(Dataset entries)
--- start ---
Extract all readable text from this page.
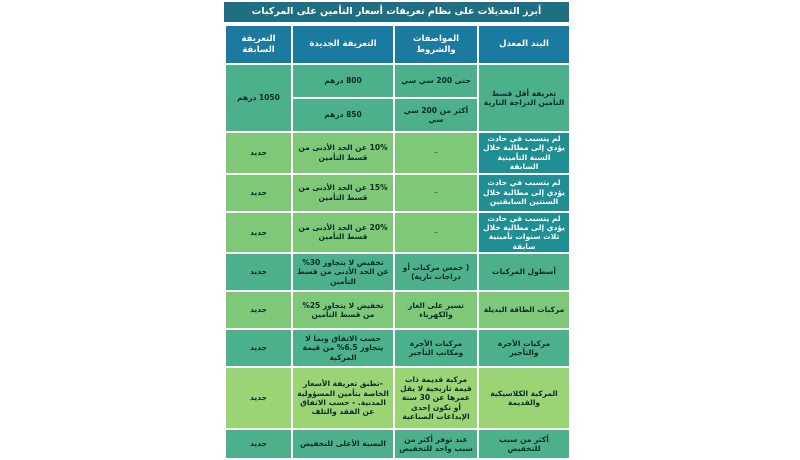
أبرز التعديلات على نظام تعريفات أسعار التأمين على المركبات
البند المعدل	المواصفات والشروط	التعريفة الجديدة	التعريفة السابقة
تعريفة أقل قسط التأمين الدراجة النارية	حتى 200 سي سي	800 درهم	1050 درهم
	أكثر من 200 سي سي	850 درهم	
لم يتسبب في حادث يؤدي إلى مطالبة خلال السنة التأمينية السابقة	–	10% عن الحد الأدنى من قسط التأمين	جديد
لم يتسبب في حادث يؤدي إلى مطالبة خلال السنتين السابقتين	–	15% عن الحد الأدنى من قسط التأمين	جديد
لم يتسبب في حادث يؤدي إلى مطالبة خلال ثلاث سنوات تأمينية سابقة	–	20% عن الحد الأدنى من قسط التأمين	جديد
أسطول المركبات	( خمس مركبات أو دراجات نارية)	تخفيض لا يتجاوز 30% عن الحد الأدنى من قسط التأمين	جديد
مركبات الطاقة البديلة	تسير على الغاز والكهرباء	تخفيض لا يتجاوز 25% من قسط التأمين	جديد
مركبات الأجرة والتأجير	مركبات الأجرة ومكاتب التأجير	حسب الاتفاق وبما لا يتجاوز 6.5% من قيمة المركبة	جديد
المركبة الكلاسيكية والقديمة	مركبة قديمة ذات قيمة تاريخية لا يقل عمرها عن 30 سنة أو تكون إحدى الإبداعات الصناعية	-تطبق تعريفة الأسعار الخاصة بتأمين المسؤولية المدنية. - حسب الاتفاق عن الفقد والتلف	جديد
أكثر من سبب للتخفيض	عند توفر أكثر من سبب واحد للتخفيض	النسبة الأعلى للتخفيض	جديد
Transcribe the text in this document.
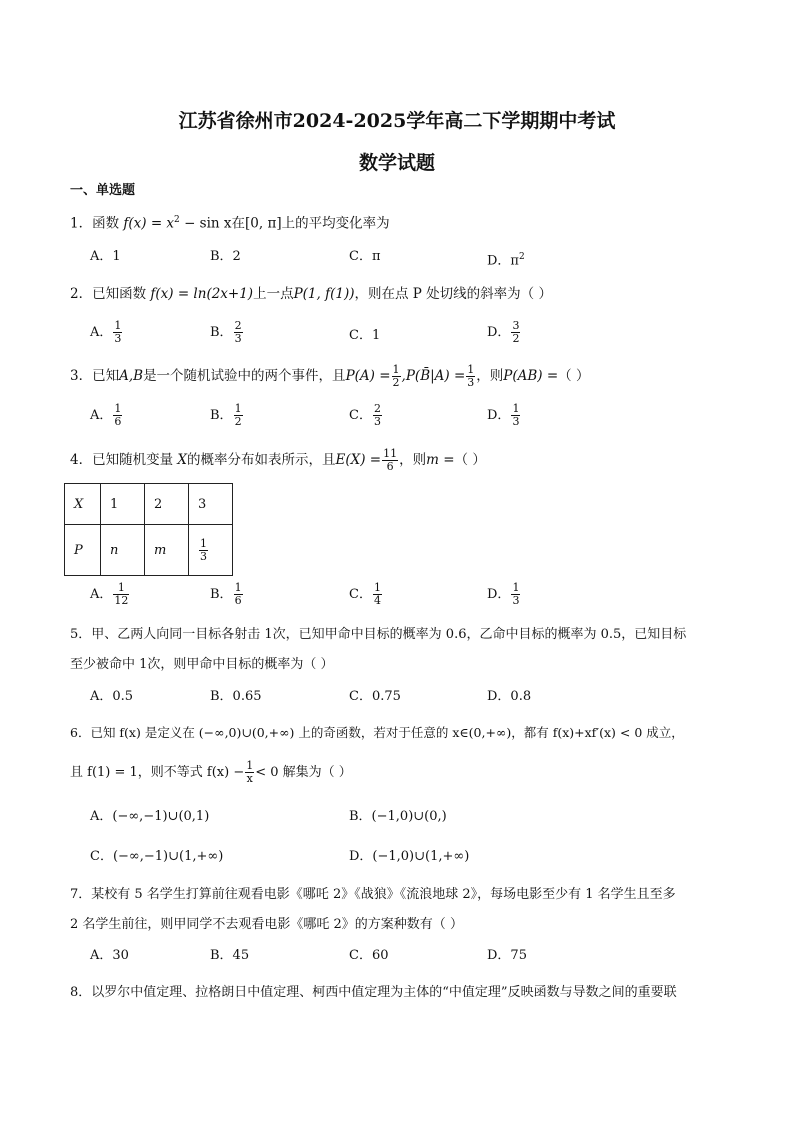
江苏省徐州市2024-2025学年高二下学期期中考试
数学试题
一、单选题
1．函数 $f(x) = x^2 - \sin x$在[0, π]上的平均变化率为
A．1	B．2	C．π	D．$\pi^2$
2．已知函数 f(x) = ln(2x+1)上一点P(1, f(1))，则在点 P 处切线的斜率为（ ）
A． $\frac{1}{3}$	B． $\frac{2}{3}$	C．1	D． $\frac{3}{2}$
3．已知A,B是一个随机试验中的两个事件，且$P(A) = \frac{1}{2}$ ,P(B̄|A) = $\frac{1}{3}$ ，则P(AB) =（ ）
A． $\frac{1}{6}$	B． $\frac{1}{2}$	C． $\frac{2}{3}$	D． $\frac{1}{3}$
4．已知随机变量 X的概率分布如表所示，且$E(X) = \frac{11}{6}$ ，则m =（ ）
X	1	2	3
P	n	m	$\frac{1}{3}$
A． $\frac{1}{12}$	B． $\frac{1}{6}$	C． $\frac{1}{4}$	D． $\frac{1}{3}$
5．甲、乙两人向同一目标各射击 1次，已知甲命中目标的概率为 0.6，乙命中目标的概率为 0.5，已知目标
至少被命中 1次，则甲命中目标的概率为（ ）
A．0.5	B．0.65	C．0.75	D．0.8
6．已知 f(x) 是定义在 (−∞,0)∪(0,+∞) 上的奇函数，若对于任意的 x∈(0,+∞)，都有 f(x)+xf′(x) < 0 成立，
且 f(1) = 1，则不等式 $f(x) - \frac{1}{x} < 0$ 解集为（ ）
A．(−∞,−1)∪(0,1)	B．(−1,0)∪(0,)
C．(−∞,−1)∪(1,+∞)	D．(−1,0)∪(1,+∞)
7．某校有 5 名学生打算前往观看电影《哪吒 2》《战狼》《流浪地球 2》，每场电影至少有 1 名学生且至多
2 名学生前往，则甲同学不去观看电影《哪吒 2》的方案种数有（ ）
A．30	B．45	C．60	D．75
8．以罗尔中值定理、拉格朗日中值定理、柯西中值定理为主体的“中值定理”反映函数与导数之间的重要联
--- end ---
• TASK TO CARRY OUT:
Pictures don't belong in the copy. Transcribe every record exactly as it appears.

• RESPONSE FOR THIS EXERCISE:
Extract all readable text from this page.
أبرز التعديلات على نظام تعريفات أسعار التأمين على المركبات
البند المعدل	المواصفات والشروط	التعريفة الجديدة	التعريفة السابقة
تعريفة أقل قسط التأمين الدراجة النارية	حتى 200 سي سي	800 درهم	1050 درهم
	أكثر من 200 سي سي	850 درهم	
لم يتسبب في حادث يؤدي إلى مطالبة خلال السنة التأمينية السابقة	–	10% عن الحد الأدنى من قسط التأمين	جديد
لم يتسبب في حادث يؤدي إلى مطالبة خلال السنتين السابقتين	–	15% عن الحد الأدنى من قسط التأمين	جديد
لم يتسبب في حادث يؤدي إلى مطالبة خلال ثلاث سنوات تأمينية سابقة	–	20% عن الحد الأدنى من قسط التأمين	جديد
أسطول المركبات	( خمس مركبات أو دراجات نارية)	تخفيض لا يتجاوز 30% عن الحد الأدنى من قسط التأمين	جديد
مركبات الطاقة البديلة	تسير على الغاز والكهرباء	تخفيض لا يتجاوز 25% من قسط التأمين	جديد
مركبات الأجرة والتأجير	مركبات الأجرة ومكاتب التأجير	حسب الاتفاق وبما لا يتجاوز 6.5% من قيمة المركبة	جديد
المركبة الكلاسيكية والقديمة	مركبة قديمة ذات قيمة تاريخية لا يقل عمرها عن 30 سنة أو تكون إحدى الإبداعات الصناعية	-تطبق تعريفة الأسعار الخاصة بتأمين المسؤولية المدنية. - حسب الاتفاق عن الفقد والتلف	جديد
أكثر من سبب للتخفيض	عند توفر أكثر من سبب واحد للتخفيض	النسبة الأعلى للتخفيض	جديد
Transcribe the text in this document.
江苏省徐州市2024-2025学年高二下学期期中考试
数学试题
一、单选题
1．函数 $f(x) = x^2 - \sin x$在[0, π]上的平均变化率为
A．1	B．2	C．π	D．$\pi^2$
2．已知函数 f(x) = ln(2x+1)上一点P(1, f(1))，则在点 P 处切线的斜率为（ ）
A． $\frac{1}{3}$	B． $\frac{2}{3}$	C．1	D． $\frac{3}{2}$
3．已知A,B是一个随机试验中的两个事件，且$P(A) = \frac{1}{2}$ ,P(B̄|A) = $\frac{1}{3}$ ，则P(AB) =（ ）
A． $\frac{1}{6}$	B． $\frac{1}{2}$	C． $\frac{2}{3}$	D． $\frac{1}{3}$
4．已知随机变量 X的概率分布如表所示，且$E(X) = \frac{11}{6}$ ，则m =（ ）
X	1	2	3
P	n	m	$\frac{1}{3}$
A． $\frac{1}{12}$	B． $\frac{1}{6}$	C． $\frac{1}{4}$	D． $\frac{1}{3}$
5．甲、乙两人向同一目标各射击 1次，已知甲命中目标的概率为 0.6，乙命中目标的概率为 0.5，已知目标
至少被命中 1次，则甲命中目标的概率为（ ）
A．0.5	B．0.65	C．0.75	D．0.8
6．已知 f(x) 是定义在 (−∞,0)∪(0,+∞) 上的奇函数，若对于任意的 x∈(0,+∞)，都有 f(x)+xf′(x) < 0 成立，
且 f(1) = 1，则不等式 $f(x) - \frac{1}{x} < 0$ 解集为（ ）
A．(−∞,−1)∪(0,1)	B．(−1,0)∪(0,)
C．(−∞,−1)∪(1,+∞)	D．(−1,0)∪(1,+∞)
7．某校有 5 名学生打算前往观看电影《哪吒 2》《战狼》《流浪地球 2》，每场电影至少有 1 名学生且至多
2 名学生前往，则甲同学不去观看电影《哪吒 2》的方案种数有（ ）
A．30	B．45	C．60	D．75
8．以罗尔中值定理、拉格朗日中值定理、柯西中值定理为主体的“中值定理”反映函数与导数之间的重要联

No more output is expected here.